- The request: Work out how many lines hold "Quod". Give the number and nothing else.

-------- Data listing --------

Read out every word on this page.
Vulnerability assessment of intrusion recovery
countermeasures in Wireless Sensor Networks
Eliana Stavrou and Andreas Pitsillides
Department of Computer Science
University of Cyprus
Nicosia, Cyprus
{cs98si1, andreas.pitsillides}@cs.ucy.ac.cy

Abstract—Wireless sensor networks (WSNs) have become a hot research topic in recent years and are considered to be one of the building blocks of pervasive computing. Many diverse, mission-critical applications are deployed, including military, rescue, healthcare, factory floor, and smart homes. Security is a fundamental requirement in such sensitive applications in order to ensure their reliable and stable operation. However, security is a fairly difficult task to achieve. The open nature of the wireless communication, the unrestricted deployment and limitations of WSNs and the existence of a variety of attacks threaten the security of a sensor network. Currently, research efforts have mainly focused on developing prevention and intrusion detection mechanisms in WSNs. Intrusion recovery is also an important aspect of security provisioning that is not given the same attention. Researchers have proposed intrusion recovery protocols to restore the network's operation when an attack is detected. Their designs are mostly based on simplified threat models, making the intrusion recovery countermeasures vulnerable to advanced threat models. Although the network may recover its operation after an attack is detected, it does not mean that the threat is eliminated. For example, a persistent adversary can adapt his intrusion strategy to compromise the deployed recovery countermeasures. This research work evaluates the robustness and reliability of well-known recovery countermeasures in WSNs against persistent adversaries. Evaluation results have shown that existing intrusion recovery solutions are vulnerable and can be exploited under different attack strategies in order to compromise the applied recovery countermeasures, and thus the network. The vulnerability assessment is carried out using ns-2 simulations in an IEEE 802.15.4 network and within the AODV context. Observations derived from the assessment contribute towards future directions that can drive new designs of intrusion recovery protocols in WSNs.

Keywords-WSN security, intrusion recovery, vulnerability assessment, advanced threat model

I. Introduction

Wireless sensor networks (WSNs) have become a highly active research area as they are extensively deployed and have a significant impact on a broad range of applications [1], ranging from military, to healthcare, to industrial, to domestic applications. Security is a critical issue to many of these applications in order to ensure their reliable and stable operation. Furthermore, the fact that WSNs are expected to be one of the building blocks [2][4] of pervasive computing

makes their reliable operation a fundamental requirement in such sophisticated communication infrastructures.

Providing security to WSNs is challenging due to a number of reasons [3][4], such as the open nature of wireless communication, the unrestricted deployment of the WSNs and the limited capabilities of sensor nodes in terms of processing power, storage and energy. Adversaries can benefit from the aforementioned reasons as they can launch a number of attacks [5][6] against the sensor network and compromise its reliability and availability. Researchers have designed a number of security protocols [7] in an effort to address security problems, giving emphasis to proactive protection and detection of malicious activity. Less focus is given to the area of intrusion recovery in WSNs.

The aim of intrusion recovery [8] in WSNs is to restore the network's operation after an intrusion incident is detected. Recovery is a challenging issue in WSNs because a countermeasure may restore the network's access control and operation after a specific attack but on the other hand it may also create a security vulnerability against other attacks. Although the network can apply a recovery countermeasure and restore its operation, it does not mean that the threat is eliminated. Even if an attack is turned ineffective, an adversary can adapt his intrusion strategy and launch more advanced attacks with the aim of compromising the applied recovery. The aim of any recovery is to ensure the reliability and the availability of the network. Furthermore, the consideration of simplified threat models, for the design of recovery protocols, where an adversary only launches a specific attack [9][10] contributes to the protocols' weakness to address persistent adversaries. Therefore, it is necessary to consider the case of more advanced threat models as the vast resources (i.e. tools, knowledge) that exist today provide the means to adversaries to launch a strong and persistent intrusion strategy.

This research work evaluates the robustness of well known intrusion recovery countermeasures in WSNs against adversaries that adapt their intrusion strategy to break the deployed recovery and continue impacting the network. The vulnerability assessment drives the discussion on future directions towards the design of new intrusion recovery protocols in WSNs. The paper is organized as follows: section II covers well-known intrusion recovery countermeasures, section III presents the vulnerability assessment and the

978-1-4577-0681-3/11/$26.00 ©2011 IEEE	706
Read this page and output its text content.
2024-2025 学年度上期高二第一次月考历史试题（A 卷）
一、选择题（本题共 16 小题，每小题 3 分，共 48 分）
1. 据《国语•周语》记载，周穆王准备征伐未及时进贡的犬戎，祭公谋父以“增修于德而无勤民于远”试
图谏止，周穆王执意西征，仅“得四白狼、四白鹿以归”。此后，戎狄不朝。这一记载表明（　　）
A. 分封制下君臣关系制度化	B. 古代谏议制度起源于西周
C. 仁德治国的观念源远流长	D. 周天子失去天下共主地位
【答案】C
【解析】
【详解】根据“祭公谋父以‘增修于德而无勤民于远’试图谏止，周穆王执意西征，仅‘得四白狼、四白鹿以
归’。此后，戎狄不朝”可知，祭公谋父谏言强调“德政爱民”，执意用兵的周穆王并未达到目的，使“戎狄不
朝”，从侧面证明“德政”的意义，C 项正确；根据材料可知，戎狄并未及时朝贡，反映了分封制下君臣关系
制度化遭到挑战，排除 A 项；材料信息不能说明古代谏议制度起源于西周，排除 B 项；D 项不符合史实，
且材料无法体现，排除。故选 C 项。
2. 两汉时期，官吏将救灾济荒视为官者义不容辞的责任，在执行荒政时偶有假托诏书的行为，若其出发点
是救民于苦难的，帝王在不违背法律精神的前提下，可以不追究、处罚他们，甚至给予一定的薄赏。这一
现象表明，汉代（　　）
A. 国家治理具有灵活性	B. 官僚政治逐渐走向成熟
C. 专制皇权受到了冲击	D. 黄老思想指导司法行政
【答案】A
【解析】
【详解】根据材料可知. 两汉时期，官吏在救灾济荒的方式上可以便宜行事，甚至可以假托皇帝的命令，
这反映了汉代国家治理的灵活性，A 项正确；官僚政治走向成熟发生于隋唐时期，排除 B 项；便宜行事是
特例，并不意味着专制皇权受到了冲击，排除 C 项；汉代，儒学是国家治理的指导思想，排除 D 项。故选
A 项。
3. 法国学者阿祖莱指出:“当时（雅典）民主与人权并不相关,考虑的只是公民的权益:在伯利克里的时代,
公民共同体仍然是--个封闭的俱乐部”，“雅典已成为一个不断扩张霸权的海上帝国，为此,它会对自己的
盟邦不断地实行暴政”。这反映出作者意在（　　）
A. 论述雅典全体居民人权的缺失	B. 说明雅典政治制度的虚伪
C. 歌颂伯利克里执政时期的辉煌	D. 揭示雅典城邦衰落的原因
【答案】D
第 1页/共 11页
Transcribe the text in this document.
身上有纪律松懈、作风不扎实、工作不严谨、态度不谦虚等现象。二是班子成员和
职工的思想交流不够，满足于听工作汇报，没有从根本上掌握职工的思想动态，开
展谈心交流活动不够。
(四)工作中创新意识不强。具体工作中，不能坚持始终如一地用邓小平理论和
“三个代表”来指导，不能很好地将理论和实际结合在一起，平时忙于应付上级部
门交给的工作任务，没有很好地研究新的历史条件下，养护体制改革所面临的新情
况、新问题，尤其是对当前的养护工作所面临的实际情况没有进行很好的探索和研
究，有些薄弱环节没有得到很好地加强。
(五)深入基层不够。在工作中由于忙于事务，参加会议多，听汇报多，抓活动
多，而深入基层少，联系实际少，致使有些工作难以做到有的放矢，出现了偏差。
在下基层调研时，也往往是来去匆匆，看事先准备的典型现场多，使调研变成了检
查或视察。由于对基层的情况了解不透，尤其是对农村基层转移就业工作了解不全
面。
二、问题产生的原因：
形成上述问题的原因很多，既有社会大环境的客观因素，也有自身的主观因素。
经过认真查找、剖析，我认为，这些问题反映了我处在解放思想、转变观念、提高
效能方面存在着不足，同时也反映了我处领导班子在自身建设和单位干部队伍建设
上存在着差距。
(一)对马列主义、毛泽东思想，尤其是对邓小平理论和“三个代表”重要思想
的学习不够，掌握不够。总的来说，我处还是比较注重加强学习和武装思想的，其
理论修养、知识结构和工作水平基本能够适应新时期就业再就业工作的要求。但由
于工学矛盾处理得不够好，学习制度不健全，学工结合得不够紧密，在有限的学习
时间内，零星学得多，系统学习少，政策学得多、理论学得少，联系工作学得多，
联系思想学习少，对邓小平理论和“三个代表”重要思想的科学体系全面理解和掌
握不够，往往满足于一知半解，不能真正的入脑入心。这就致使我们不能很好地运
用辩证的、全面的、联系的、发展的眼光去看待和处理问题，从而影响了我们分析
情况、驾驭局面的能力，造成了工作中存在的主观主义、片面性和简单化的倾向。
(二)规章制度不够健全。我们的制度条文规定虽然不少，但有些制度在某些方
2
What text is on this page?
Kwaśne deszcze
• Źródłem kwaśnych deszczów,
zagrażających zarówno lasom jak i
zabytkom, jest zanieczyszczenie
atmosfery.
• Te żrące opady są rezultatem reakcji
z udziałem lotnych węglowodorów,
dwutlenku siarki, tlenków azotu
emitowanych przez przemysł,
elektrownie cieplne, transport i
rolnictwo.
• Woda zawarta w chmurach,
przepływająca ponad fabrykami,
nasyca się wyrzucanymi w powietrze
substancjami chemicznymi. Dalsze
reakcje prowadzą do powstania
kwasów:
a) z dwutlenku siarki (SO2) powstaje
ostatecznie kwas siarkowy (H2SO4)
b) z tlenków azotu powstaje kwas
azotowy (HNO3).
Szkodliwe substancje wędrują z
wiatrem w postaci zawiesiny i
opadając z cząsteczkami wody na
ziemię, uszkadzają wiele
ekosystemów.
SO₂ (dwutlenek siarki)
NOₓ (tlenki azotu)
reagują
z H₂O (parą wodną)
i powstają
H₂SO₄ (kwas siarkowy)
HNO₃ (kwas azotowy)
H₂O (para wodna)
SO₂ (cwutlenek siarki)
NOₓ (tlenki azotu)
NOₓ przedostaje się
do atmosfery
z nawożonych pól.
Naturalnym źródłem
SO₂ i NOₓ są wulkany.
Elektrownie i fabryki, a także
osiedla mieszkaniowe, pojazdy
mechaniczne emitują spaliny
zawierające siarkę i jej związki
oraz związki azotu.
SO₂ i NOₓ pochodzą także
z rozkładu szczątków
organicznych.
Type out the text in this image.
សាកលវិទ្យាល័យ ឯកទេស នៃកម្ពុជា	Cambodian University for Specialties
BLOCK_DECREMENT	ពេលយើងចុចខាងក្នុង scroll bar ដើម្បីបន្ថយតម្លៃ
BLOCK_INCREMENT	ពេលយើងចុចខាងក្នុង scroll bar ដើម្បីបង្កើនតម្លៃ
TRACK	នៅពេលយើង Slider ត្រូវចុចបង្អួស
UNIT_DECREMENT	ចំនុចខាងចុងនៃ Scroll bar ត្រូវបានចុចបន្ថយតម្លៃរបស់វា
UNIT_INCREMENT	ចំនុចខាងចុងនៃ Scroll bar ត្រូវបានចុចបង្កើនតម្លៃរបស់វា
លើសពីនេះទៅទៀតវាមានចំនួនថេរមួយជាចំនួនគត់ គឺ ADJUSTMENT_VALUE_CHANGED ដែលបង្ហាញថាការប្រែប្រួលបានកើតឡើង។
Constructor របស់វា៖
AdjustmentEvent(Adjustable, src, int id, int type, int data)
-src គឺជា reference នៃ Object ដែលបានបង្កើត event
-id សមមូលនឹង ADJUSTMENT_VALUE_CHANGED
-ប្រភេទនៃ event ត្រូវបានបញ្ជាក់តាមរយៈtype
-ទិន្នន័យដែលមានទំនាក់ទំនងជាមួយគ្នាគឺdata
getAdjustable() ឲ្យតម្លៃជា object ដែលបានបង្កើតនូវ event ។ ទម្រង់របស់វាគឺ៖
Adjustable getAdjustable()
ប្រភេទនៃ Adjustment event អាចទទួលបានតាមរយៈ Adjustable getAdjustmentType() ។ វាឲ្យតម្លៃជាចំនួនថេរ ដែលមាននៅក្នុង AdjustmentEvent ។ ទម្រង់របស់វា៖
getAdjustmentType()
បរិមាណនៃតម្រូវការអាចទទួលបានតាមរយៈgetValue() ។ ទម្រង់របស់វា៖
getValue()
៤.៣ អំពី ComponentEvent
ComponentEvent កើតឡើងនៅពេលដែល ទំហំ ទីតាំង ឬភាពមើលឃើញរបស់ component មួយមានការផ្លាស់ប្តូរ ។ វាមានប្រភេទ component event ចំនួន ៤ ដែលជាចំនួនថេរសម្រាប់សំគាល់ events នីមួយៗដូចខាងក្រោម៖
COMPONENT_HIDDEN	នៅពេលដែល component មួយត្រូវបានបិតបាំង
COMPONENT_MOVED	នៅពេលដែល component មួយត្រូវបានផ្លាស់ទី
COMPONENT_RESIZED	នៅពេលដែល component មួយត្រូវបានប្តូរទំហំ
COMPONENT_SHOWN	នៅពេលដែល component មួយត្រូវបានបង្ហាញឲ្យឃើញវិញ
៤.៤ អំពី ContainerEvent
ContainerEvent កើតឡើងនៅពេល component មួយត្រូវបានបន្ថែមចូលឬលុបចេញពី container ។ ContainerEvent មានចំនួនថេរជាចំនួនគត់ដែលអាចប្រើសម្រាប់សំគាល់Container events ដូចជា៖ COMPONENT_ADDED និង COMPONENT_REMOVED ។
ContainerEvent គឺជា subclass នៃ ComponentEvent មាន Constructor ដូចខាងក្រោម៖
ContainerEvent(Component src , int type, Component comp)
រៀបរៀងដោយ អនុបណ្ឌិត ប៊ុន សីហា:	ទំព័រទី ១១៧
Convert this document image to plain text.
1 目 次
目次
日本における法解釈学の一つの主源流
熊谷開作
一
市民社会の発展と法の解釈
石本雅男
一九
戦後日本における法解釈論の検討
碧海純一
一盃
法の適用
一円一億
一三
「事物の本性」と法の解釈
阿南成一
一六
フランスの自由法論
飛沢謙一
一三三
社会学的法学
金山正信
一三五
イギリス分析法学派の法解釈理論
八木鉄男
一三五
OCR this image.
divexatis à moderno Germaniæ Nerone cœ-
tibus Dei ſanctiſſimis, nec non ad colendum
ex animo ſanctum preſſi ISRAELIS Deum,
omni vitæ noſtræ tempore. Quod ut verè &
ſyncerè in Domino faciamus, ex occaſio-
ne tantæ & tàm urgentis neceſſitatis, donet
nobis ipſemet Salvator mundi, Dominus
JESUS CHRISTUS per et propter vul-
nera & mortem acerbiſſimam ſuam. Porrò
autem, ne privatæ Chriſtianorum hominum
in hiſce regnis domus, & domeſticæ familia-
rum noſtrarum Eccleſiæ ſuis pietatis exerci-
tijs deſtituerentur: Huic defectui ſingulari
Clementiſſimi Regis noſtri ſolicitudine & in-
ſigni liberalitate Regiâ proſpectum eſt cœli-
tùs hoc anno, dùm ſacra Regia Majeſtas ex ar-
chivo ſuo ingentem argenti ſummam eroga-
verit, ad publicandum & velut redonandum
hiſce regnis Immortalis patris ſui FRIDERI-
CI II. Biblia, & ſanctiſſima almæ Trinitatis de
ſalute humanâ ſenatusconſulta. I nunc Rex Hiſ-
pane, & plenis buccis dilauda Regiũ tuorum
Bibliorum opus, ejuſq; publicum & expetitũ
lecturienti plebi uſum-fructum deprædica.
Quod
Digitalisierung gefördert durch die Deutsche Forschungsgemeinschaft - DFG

--------

- Solution to this task: 2